# Yesterday's job...



## ProWallGuy (Apr 7, 2007)

I had another one of those "I love my job today" days yesterday. Received a call Wednesday night from a mural printer. Seems they hired a _hack_ to install 2 murals at a store front under construction. The _hack_ attempted to install 1 panel and decided they couldn't do it so they walked off the job. It needed to be put up by the end of the day Friday. I said no sweat, but you will pay for the short notice. And they gladly did.

895 sf, 9 hours, $1875.00


----------



## ProWallGuy (Apr 7, 2007)

The product was a new 'green' product for Korographics call Revolve. Made of recycled and reclaimed wallpaper, it was a very thin and stretchy material. Tough to hang, I used my paste machine with a very thin layer of Roman's Strippable Clay (Pro-774). It double-cut pretty nice.


----------



## nEighter (Nov 14, 2008)

looks awesome! Glad you did well money wise with it too!


----------



## RCP (Apr 18, 2007)

:notworthy::notworthy::notworthy:


----------



## Andyman (Feb 21, 2009)

Nice job making bank! I'm not familiar with mural painting... How does that work?


----------



## nEighter (Nov 14, 2008)

it's wall paper, he is a super awesome hanger.


----------



## JNLP (Dec 13, 2007)

Looks great! :thumbup:

_Someday I'll find a niche and make over $1k a day. Someday..._


----------



## deach (May 11, 2008)

Looks Awesome!!


----------



## TooledUp (May 17, 2008)

Nice job PWG :thumbsup:

A good day's wages too! A couple of those a week would keep you going 

It's your round at the pub mate :drink:


----------



## WisePainter (Dec 27, 2008)

KA~_*CHING*_!! Someday I will shop in a store with custom wood trim and beautiful wallpaper, that looks great.
Would you ever use the Revolve product again?


----------



## ParagonVA (Feb 3, 2009)

very, very nice.


----------

◆ ◆ ◆ ◆ ◆ ◆ ◆

**Request a**:
From the wallpaper thread, list the three figures ProWallGuy gives for the job he did.

A block of data

◆ ◆ ◆ ◆ ◆ ◆ ◆

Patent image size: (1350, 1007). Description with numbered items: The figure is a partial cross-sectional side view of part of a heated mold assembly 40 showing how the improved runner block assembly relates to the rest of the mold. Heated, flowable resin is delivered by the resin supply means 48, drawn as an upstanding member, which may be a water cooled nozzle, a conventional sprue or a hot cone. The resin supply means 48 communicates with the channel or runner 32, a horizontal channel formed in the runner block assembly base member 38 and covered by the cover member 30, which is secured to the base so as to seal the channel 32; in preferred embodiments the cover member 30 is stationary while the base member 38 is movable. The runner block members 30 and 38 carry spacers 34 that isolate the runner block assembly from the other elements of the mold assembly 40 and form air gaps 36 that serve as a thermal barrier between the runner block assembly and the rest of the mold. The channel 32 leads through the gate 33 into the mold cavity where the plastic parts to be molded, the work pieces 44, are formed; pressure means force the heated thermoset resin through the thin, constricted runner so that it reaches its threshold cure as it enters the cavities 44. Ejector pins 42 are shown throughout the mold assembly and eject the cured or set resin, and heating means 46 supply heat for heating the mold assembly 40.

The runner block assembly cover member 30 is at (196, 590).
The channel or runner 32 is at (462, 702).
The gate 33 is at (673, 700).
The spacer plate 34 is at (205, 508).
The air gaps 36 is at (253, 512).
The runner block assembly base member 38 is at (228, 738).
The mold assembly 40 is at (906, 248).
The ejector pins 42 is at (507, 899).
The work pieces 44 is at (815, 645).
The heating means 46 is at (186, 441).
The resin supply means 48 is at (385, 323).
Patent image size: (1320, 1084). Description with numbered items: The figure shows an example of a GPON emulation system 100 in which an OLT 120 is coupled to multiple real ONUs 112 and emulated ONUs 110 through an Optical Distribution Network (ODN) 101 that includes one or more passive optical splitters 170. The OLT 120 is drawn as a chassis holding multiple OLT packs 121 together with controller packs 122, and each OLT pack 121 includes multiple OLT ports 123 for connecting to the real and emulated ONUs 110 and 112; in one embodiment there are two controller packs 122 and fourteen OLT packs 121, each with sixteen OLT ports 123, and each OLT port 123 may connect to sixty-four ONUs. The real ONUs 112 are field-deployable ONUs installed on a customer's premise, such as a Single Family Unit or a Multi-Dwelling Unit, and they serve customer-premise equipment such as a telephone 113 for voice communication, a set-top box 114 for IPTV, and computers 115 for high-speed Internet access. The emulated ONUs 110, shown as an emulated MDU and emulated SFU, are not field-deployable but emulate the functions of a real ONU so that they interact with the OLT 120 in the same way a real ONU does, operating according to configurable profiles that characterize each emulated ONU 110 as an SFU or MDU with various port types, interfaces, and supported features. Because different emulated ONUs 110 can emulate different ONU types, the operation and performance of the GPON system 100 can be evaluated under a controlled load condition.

◆ ◆ ◆ ◆ ◆ ◆ ◆

**Request b**:
Please output the listing word for word, from its beginning through the line containing "The runner block assembly base member 38 is", with both ends included.

**Task answer a**:
895 sf, 9 hours, $1875.00

**Task answer b**:
Patent image size: (1350, 1007). Description with numbered items: The figure is a partial cross-sectional side view of part of a heated mold assembly 40 showing how the improved runner block assembly relates to the rest of the mold. Heated, flowable resin is delivered by the resin supply means 48, drawn as an upstanding member, which may be a water cooled nozzle, a conventional sprue or a hot cone. The resin supply means 48 communicates with the channel or runner 32, a horizontal channel formed in the runner block assembly base member 38 and covered by the cover member 30, which is secured to the base so as to seal the channel 32; in preferred embodiments the cover member 30 is stationary while the base member 38 is movable. The runner block members 30 and 38 carry spacers 34 that isolate the runner block assembly from the other elements of the mold assembly 40 and form air gaps 36 that serve as a thermal barrier between the runner block assembly and the rest of the mold. The channel 32 leads through the gate 33 into the mold cavity where the plastic parts to be molded, the work pieces 44, are formed; pressure means force the heated thermoset resin through the thin, constricted runner so that it reaches its threshold cure as it enters the cavities 44. Ejector pins 42 are shown throughout the mold assembly and eject the cured or set resin, and heating means 46 supply heat for heating the mold assembly 40.

The runner block assembly cover member 30 is at (196, 590).
The channel or runner 32 is at (462, 702).
The gate 33 is at (673, 700).
The spacer plate 34 is at (205, 508).
The air gaps 36 is at (253, 512).
The runner block assembly base member 38 is at (228, 738).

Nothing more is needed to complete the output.